(Dataset items)

___

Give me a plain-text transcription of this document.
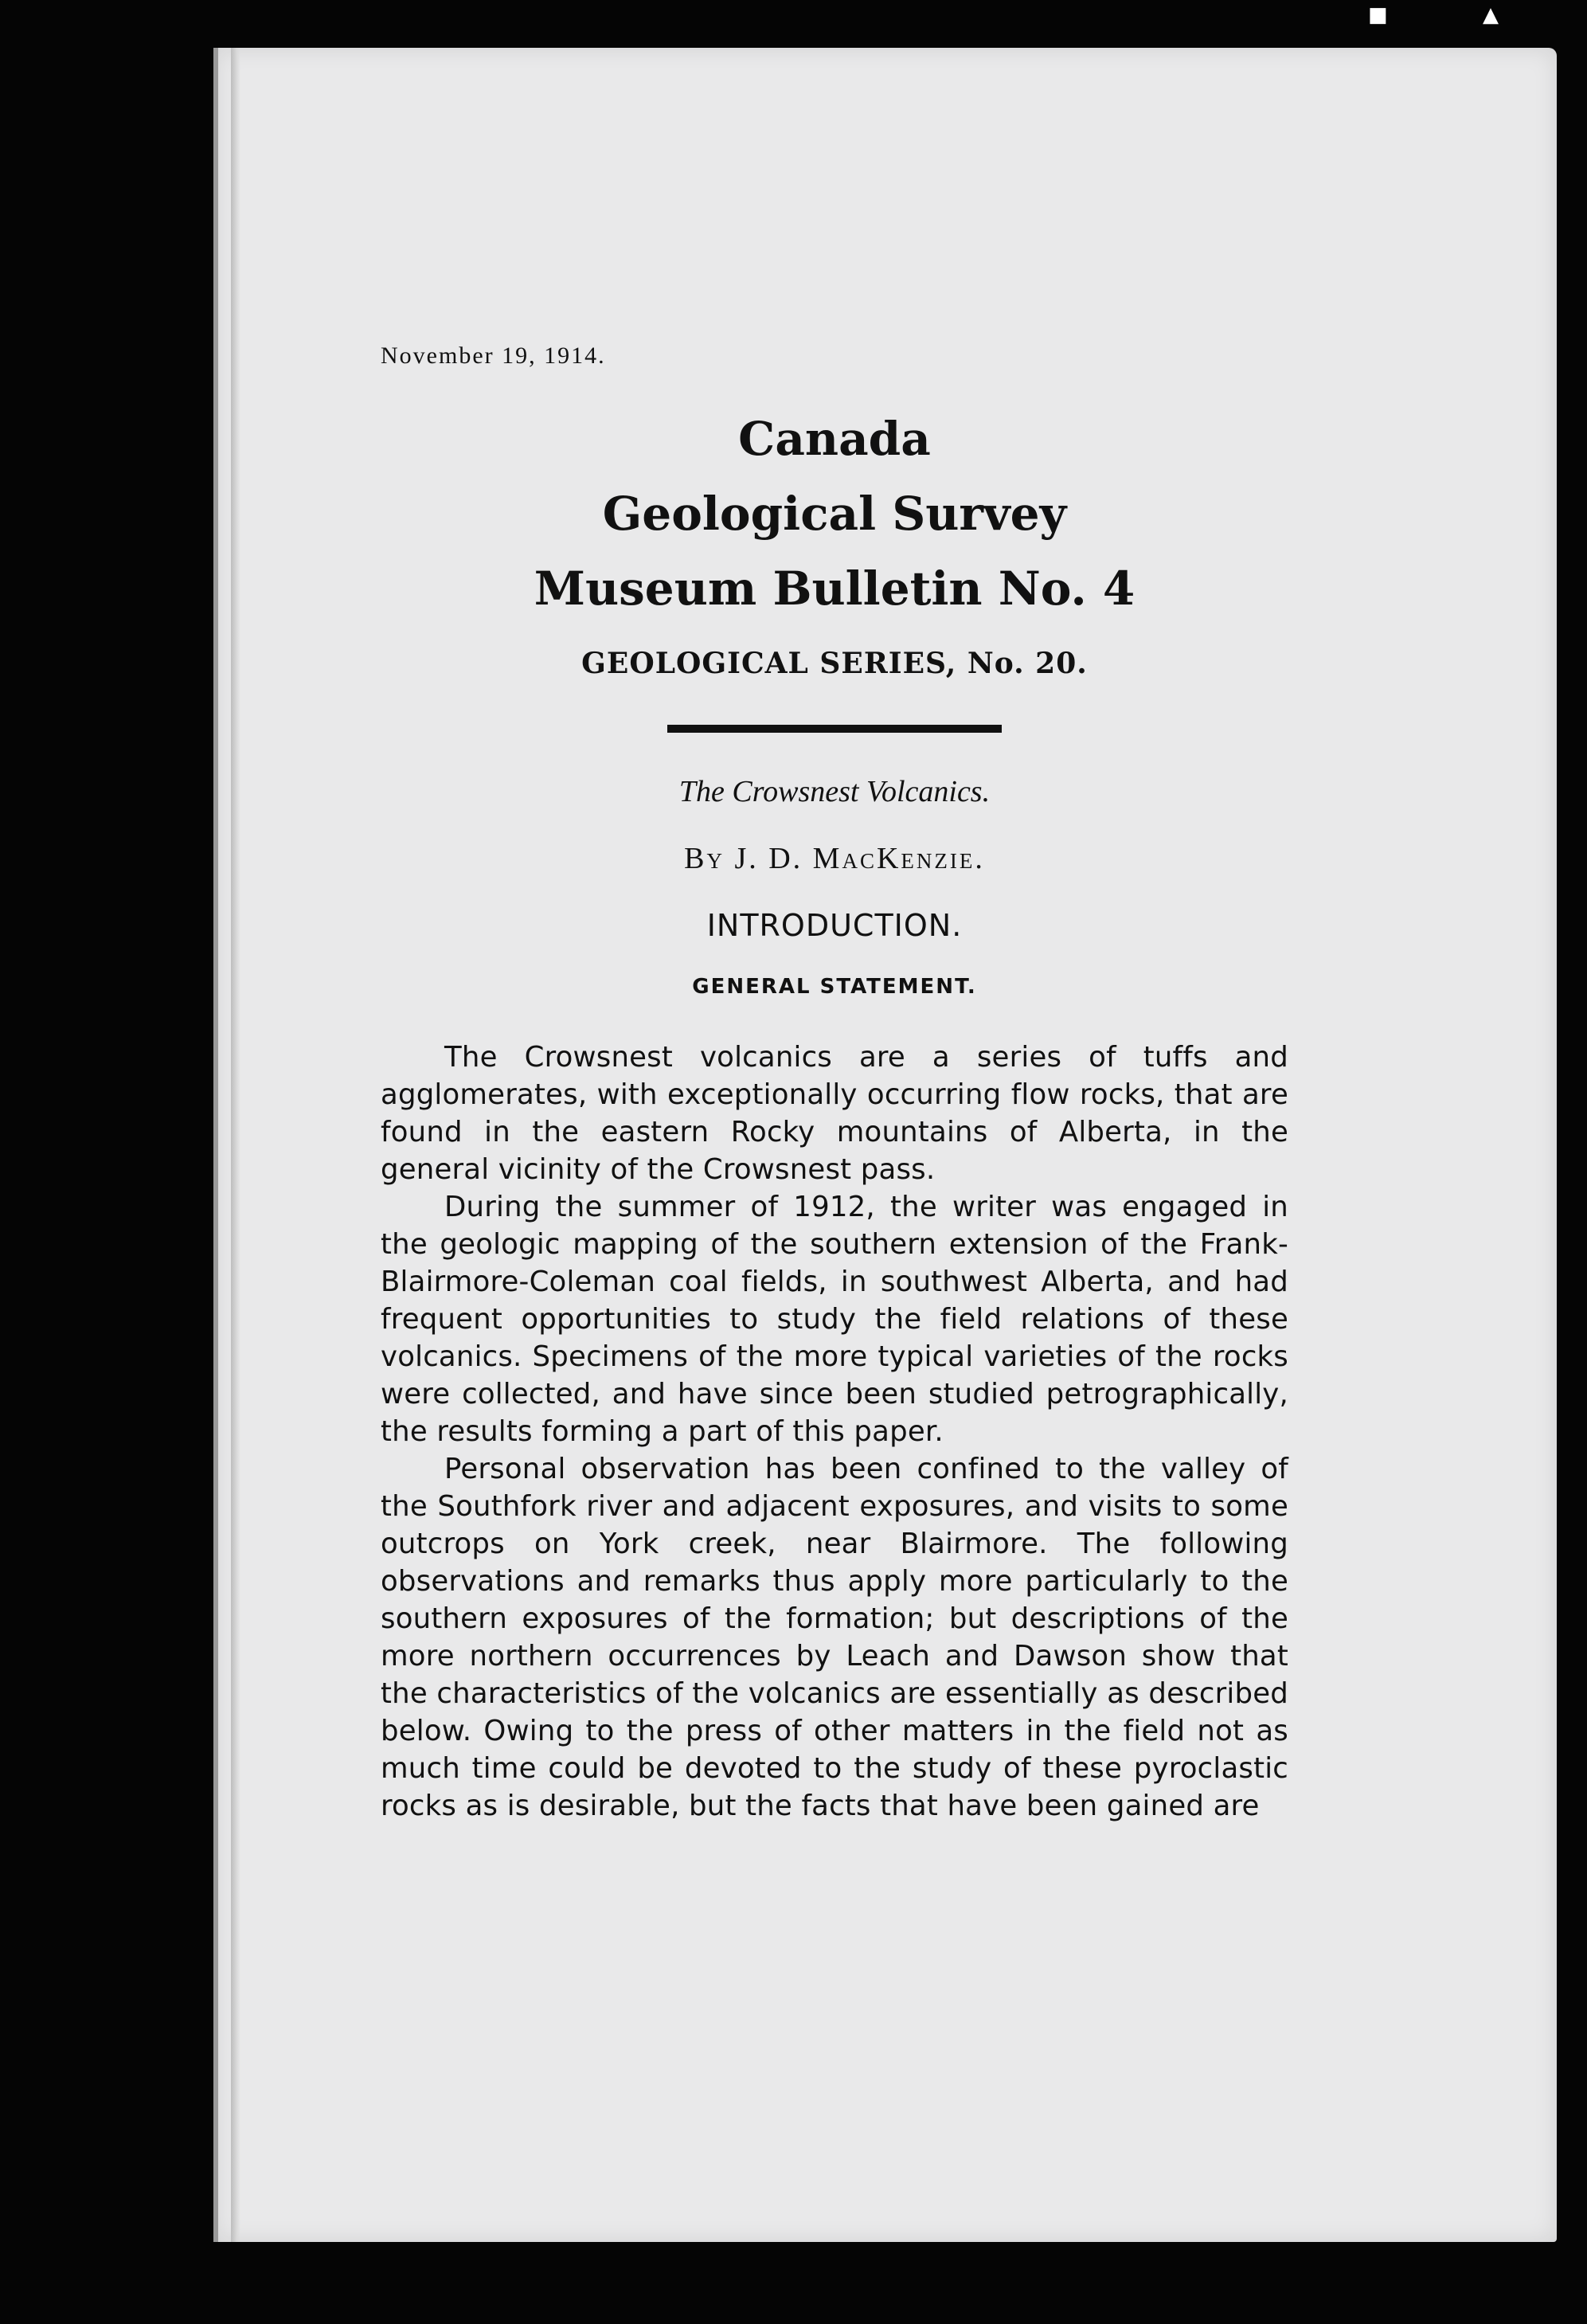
■	▲
November 19, 1914.
Canada
Geological Survey
Museum Bulletin No. 4
GEOLOGICAL SERIES, No. 20.
The Crowsnest Volcanics.
By J. D. MacKenzie.
INTRODUCTION.
GENERAL STATEMENT.

The Crowsnest volcanics are a series of tuffs and agglomerates, with exceptionally occurring flow rocks, that are found in the eastern Rocky mountains of Alberta, in the general vicinity of the Crowsnest pass.

During the summer of 1912, the writer was engaged in the geologic mapping of the southern extension of the Frank-Blairmore-Coleman coal fields, in southwest Alberta, and had frequent opportunities to study the field relations of these volcanics. Specimens of the more typical varieties of the rocks were collected, and have since been studied petrographically, the results forming a part of this paper.

Personal observation has been confined to the valley of the Southfork river and adjacent exposures, and visits to some outcrops on York creek, near Blairmore. The following observations and remarks thus apply more particularly to the southern exposures of the formation; but descriptions of the more northern occurrences by Leach and Dawson show that the characteristics of the volcanics are essentially as described below. Owing to the press of other matters in the field not as much time could be devoted to the study of these pyroclastic rocks as is desirable, but the facts that have been gained are
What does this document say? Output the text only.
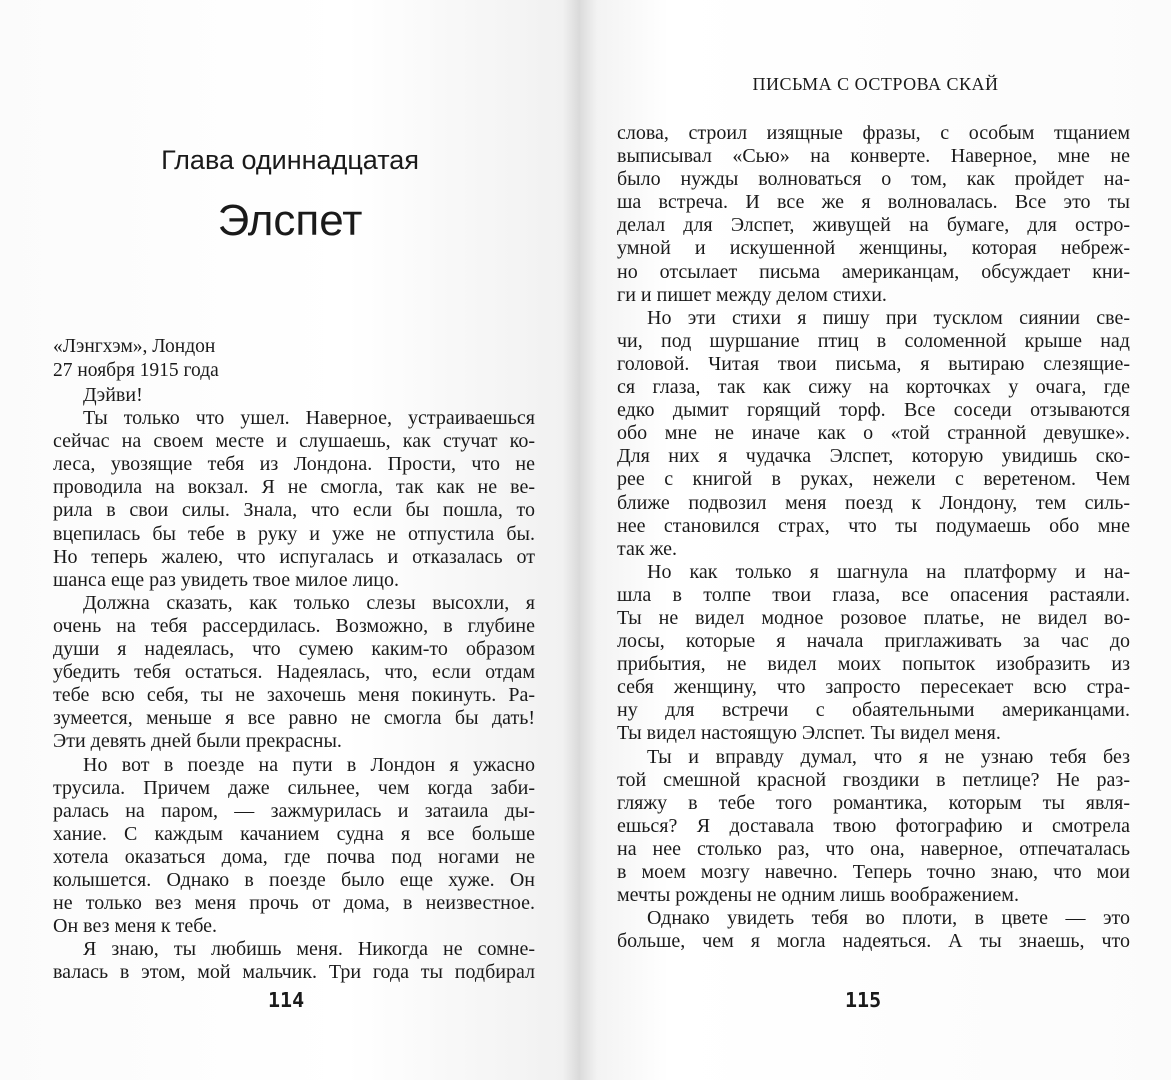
Глава одиннадцатая
Элспет
«Лэнгхэм», Лондон
27 ноября 1915 года
Дэйви!
Ты только что ушел. Наверное, устраиваешься
сейчас на своем месте и слушаешь, как стучат ко-
леса, увозящие тебя из Лондона. Прости, что не
проводила на вокзал. Я не смогла, так как не ве-
рила в свои силы. Знала, что если бы пошла, то
вцепилась бы тебе в руку и уже не отпустила бы.
Но теперь жалею, что испугалась и отказалась от
шанса еще раз увидеть твое милое лицо.
Должна сказать, как только слезы высохли, я
очень на тебя рассердилась. Возможно, в глубине
души я надеялась, что сумею каким-то образом
убедить тебя остаться. Надеялась, что, если отдам
тебе всю себя, ты не захочешь меня покинуть. Ра-
зумеется, меньше я все равно не смогла бы дать!
Эти девять дней были прекрасны.
Но вот в поезде на пути в Лондон я ужасно
трусила. Причем даже сильнее, чем когда заби-
ралась на паром, — зажмурилась и затаила ды-
хание. С каждым качанием судна я все больше
хотела оказаться дома, где почва под ногами не
колышется. Однако в поезде было еще хуже. Он
не только вез меня прочь от дома, в неизвестное.
Он вез меня к тебе.
Я знаю, ты любишь меня. Никогда не сомне-
валась в этом, мой мальчик. Три года ты подбирал
114
ПИСЬМА С ОСТРОВА СКАЙ
слова, строил изящные фразы, с особым тщанием
выписывал «Сью» на конверте. Наверное, мне не
было нужды волноваться о том, как пройдет на-
ша встреча. И все же я волновалась. Все это ты
делал для Элспет, живущей на бумаге, для остро-
умной и искушенной женщины, которая небреж-
но отсылает письма американцам, обсуждает кни-
ги и пишет между делом стихи.
Но эти стихи я пишу при тусклом сиянии све-
чи, под шуршание птиц в соломенной крыше над
головой. Читая твои письма, я вытираю слезящие-
ся глаза, так как сижу на корточках у очага, где
едко дымит горящий торф. Все соседи отзываются
обо мне не иначе как о «той странной девушке».
Для них я чудачка Элспет, которую увидишь ско-
рее с книгой в руках, нежели с веретеном. Чем
ближе подвозил меня поезд к Лондону, тем силь-
нее становился страх, что ты подумаешь обо мне
так же.
Но как только я шагнула на платформу и на-
шла в толпе твои глаза, все опасения растаяли.
Ты не видел модное розовое платье, не видел во-
лосы, которые я начала приглаживать за час до
прибытия, не видел моих попыток изобразить из
себя женщину, что запросто пересекает всю стра-
ну для встречи с обаятельными американцами.
Ты видел настоящую Элспет. Ты видел меня.
Ты и вправду думал, что я не узнаю тебя без
той смешной красной гвоздики в петлице? Не раз-
гляжу в тебе того романтика, которым ты явля-
ешься? Я доставала твою фотографию и смотрела
на нее столько раз, что она, наверное, отпечаталась
в моем мозгу навечно. Теперь точно знаю, что мои
мечты рождены не одним лишь воображением.
Однако увидеть тебя во плоти, в цвете — это
больше, чем я могла надеяться. А ты знаешь, что
115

___

== Work instructions ==
Give back the entries verbatim. Do not include any picture.

== Solution for this exercise ==
Give me a plain-text transcription of this document.
■	▲
November 19, 1914.
Canada
Geological Survey
Museum Bulletin No. 4
GEOLOGICAL SERIES, No. 20.
The Crowsnest Volcanics.
By J. D. MacKenzie.
INTRODUCTION.
GENERAL STATEMENT.

The Crowsnest volcanics are a series of tuffs and agglomerates, with exceptionally occurring flow rocks, that are found in the eastern Rocky mountains of Alberta, in the general vicinity of the Crowsnest pass.

During the summer of 1912, the writer was engaged in the geologic mapping of the southern extension of the Frank-Blairmore-Coleman coal fields, in southwest Alberta, and had frequent opportunities to study the field relations of these volcanics. Specimens of the more typical varieties of the rocks were collected, and have since been studied petrographically, the results forming a part of this paper.

Personal observation has been confined to the valley of the Southfork river and adjacent exposures, and visits to some outcrops on York creek, near Blairmore. The following observations and remarks thus apply more particularly to the southern exposures of the formation; but descriptions of the more northern occurrences by Leach and Dawson show that the characteristics of the volcanics are essentially as described below. Owing to the press of other matters in the field not as much time could be devoted to the study of these pyroclastic rocks as is desirable, but the facts that have been gained are
What does this document say? Output the text only.
Глава одиннадцатая
Элспет
«Лэнгхэм», Лондон
27 ноября 1915 года
Дэйви!
Ты только что ушел. Наверное, устраиваешься
сейчас на своем месте и слушаешь, как стучат ко-
леса, увозящие тебя из Лондона. Прости, что не
проводила на вокзал. Я не смогла, так как не ве-
рила в свои силы. Знала, что если бы пошла, то
вцепилась бы тебе в руку и уже не отпустила бы.
Но теперь жалею, что испугалась и отказалась от
шанса еще раз увидеть твое милое лицо.
Должна сказать, как только слезы высохли, я
очень на тебя рассердилась. Возможно, в глубине
души я надеялась, что сумею каким-то образом
убедить тебя остаться. Надеялась, что, если отдам
тебе всю себя, ты не захочешь меня покинуть. Ра-
зумеется, меньше я все равно не смогла бы дать!
Эти девять дней были прекрасны.
Но вот в поезде на пути в Лондон я ужасно
трусила. Причем даже сильнее, чем когда заби-
ралась на паром, — зажмурилась и затаила ды-
хание. С каждым качанием судна я все больше
хотела оказаться дома, где почва под ногами не
колышется. Однако в поезде было еще хуже. Он
не только вез меня прочь от дома, в неизвестное.
Он вез меня к тебе.
Я знаю, ты любишь меня. Никогда не сомне-
валась в этом, мой мальчик. Три года ты подбирал
114
ПИСЬМА С ОСТРОВА СКАЙ
слова, строил изящные фразы, с особым тщанием
выписывал «Сью» на конверте. Наверное, мне не
было нужды волноваться о том, как пройдет на-
ша встреча. И все же я волновалась. Все это ты
делал для Элспет, живущей на бумаге, для остро-
умной и искушенной женщины, которая небреж-
но отсылает письма американцам, обсуждает кни-
ги и пишет между делом стихи.
Но эти стихи я пишу при тусклом сиянии све-
чи, под шуршание птиц в соломенной крыше над
головой. Читая твои письма, я вытираю слезящие-
ся глаза, так как сижу на корточках у очага, где
едко дымит горящий торф. Все соседи отзываются
обо мне не иначе как о «той странной девушке».
Для них я чудачка Элспет, которую увидишь ско-
рее с книгой в руках, нежели с веретеном. Чем
ближе подвозил меня поезд к Лондону, тем силь-
нее становился страх, что ты подумаешь обо мне
так же.
Но как только я шагнула на платформу и на-
шла в толпе твои глаза, все опасения растаяли.
Ты не видел модное розовое платье, не видел во-
лосы, которые я начала приглаживать за час до
прибытия, не видел моих попыток изобразить из
себя женщину, что запросто пересекает всю стра-
ну для встречи с обаятельными американцами.
Ты видел настоящую Элспет. Ты видел меня.
Ты и вправду думал, что я не узнаю тебя без
той смешной красной гвоздики в петлице? Не раз-
гляжу в тебе того романтика, которым ты явля-
ешься? Я доставала твою фотографию и смотрела
на нее столько раз, что она, наверное, отпечаталась
в моем мозгу навечно. Теперь точно знаю, что мои
мечты рождены не одним лишь воображением.
Однако увидеть тебя во плоти, в цвете — это
больше, чем я могла надеяться. А ты знаешь, что
115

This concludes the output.